Required task: Determine which lines of the records include the word "人民币汇率升高", and copy them.

Input for this task:
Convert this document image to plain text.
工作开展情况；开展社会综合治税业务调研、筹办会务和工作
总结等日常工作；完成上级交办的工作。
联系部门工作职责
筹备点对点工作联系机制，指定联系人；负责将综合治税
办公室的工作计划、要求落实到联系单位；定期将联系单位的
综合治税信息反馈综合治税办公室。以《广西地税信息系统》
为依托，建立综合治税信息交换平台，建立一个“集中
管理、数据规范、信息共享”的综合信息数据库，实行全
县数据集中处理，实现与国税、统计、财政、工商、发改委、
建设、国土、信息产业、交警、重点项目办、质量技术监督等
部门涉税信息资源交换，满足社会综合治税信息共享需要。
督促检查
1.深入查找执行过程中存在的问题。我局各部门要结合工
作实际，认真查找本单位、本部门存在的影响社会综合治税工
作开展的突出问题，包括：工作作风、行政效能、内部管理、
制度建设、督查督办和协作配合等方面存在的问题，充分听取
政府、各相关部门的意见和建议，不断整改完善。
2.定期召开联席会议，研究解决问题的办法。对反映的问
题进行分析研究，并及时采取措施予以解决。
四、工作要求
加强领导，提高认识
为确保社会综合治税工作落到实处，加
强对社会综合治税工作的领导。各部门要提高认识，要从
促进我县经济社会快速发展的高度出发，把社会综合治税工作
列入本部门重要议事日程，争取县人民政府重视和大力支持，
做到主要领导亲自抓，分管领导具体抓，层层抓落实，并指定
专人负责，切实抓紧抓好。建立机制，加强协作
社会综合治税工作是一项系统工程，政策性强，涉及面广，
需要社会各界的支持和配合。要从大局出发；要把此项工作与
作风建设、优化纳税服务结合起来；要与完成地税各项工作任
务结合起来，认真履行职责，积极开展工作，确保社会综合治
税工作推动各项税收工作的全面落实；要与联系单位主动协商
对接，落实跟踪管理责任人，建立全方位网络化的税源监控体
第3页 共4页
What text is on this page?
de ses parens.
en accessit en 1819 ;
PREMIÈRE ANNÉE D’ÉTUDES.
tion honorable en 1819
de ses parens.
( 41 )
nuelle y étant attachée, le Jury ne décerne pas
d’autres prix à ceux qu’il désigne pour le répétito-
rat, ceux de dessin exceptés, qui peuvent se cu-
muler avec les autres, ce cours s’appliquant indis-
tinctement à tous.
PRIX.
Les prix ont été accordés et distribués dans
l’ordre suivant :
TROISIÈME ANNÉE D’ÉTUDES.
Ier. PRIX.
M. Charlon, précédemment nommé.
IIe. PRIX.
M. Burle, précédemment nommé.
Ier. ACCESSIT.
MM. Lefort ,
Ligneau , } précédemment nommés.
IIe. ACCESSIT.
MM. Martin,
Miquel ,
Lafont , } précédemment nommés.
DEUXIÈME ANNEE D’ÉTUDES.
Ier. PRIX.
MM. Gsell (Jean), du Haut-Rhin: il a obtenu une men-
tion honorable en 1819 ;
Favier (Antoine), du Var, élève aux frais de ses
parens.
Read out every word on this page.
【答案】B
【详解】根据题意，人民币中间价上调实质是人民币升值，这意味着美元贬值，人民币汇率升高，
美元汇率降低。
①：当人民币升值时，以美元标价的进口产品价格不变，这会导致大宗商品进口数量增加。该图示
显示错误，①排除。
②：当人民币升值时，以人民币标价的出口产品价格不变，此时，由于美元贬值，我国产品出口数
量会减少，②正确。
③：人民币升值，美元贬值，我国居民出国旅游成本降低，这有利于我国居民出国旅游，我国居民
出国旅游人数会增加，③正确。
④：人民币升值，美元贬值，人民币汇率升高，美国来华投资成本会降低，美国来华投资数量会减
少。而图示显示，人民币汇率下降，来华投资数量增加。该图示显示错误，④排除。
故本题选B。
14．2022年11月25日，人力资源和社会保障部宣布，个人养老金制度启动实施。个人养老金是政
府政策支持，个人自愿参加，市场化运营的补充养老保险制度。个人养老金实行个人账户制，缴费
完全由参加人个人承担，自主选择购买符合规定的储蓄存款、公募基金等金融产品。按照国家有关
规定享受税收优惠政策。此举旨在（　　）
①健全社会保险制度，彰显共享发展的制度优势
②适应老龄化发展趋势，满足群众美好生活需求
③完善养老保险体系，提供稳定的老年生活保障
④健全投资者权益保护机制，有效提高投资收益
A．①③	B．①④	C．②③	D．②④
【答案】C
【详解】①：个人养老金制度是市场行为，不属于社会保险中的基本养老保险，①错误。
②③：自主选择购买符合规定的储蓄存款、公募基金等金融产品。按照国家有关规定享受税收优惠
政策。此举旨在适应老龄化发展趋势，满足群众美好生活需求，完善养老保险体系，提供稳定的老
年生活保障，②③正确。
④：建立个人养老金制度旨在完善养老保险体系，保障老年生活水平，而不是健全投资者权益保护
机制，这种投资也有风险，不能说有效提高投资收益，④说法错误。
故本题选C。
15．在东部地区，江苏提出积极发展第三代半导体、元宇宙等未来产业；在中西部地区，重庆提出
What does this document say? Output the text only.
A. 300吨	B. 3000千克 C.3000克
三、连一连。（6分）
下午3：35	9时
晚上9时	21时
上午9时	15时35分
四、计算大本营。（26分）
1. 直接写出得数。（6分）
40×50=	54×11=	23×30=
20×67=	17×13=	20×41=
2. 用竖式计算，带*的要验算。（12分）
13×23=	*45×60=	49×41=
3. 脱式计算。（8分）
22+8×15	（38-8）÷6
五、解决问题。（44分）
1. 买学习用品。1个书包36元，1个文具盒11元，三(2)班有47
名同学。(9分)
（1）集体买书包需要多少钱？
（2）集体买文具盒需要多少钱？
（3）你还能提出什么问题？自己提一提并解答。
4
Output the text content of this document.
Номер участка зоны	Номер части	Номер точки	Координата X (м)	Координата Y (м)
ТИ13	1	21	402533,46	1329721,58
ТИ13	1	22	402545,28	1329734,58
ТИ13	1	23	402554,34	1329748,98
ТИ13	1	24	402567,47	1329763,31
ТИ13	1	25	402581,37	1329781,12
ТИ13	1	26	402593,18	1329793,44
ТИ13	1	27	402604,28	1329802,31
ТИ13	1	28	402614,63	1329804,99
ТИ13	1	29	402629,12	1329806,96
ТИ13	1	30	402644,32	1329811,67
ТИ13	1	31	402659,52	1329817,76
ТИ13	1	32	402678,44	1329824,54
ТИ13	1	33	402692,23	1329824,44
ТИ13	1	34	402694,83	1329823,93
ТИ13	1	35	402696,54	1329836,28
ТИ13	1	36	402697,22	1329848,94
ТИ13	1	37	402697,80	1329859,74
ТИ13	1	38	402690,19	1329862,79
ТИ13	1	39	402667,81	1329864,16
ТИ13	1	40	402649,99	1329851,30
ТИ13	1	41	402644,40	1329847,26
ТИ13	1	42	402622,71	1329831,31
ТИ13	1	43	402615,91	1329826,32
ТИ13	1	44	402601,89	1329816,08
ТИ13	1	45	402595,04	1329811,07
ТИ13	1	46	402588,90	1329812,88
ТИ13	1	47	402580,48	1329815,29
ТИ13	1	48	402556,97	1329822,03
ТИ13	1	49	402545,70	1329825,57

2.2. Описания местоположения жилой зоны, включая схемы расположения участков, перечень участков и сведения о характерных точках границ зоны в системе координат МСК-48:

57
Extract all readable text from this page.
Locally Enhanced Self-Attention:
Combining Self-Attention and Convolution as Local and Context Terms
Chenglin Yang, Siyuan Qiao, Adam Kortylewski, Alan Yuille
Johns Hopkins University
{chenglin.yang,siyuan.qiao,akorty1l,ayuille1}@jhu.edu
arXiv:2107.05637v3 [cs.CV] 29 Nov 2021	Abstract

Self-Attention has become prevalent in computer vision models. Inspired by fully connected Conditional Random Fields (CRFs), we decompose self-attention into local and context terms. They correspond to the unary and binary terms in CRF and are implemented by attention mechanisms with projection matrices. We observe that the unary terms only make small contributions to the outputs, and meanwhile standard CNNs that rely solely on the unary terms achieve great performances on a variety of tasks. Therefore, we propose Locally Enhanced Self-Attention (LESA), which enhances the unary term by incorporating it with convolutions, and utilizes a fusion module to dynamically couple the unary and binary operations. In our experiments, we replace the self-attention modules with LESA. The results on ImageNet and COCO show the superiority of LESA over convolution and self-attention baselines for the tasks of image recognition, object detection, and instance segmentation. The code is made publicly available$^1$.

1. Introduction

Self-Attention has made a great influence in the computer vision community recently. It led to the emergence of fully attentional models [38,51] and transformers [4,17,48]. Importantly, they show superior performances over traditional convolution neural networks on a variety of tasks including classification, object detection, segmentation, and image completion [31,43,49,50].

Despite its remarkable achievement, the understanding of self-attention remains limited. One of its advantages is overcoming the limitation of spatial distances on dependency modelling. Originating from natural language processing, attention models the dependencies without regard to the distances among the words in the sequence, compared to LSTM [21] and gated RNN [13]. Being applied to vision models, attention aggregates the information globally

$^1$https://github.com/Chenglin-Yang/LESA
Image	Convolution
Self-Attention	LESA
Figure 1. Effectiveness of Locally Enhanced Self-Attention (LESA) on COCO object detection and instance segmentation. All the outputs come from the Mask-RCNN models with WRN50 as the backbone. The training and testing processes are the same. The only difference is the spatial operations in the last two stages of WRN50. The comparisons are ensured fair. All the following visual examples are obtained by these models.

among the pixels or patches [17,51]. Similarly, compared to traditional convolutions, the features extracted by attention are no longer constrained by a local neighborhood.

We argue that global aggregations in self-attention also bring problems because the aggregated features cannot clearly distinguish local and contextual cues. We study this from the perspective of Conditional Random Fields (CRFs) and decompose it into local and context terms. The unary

Written solution:
【详解】根据题意，人民币中间价上调实质是人民币升值，这意味着美元贬值，人民币汇率升高，
④：人民币升值，美元贬值，人民币汇率升高，美国来华投资成本会降低，美国来华投资数量会减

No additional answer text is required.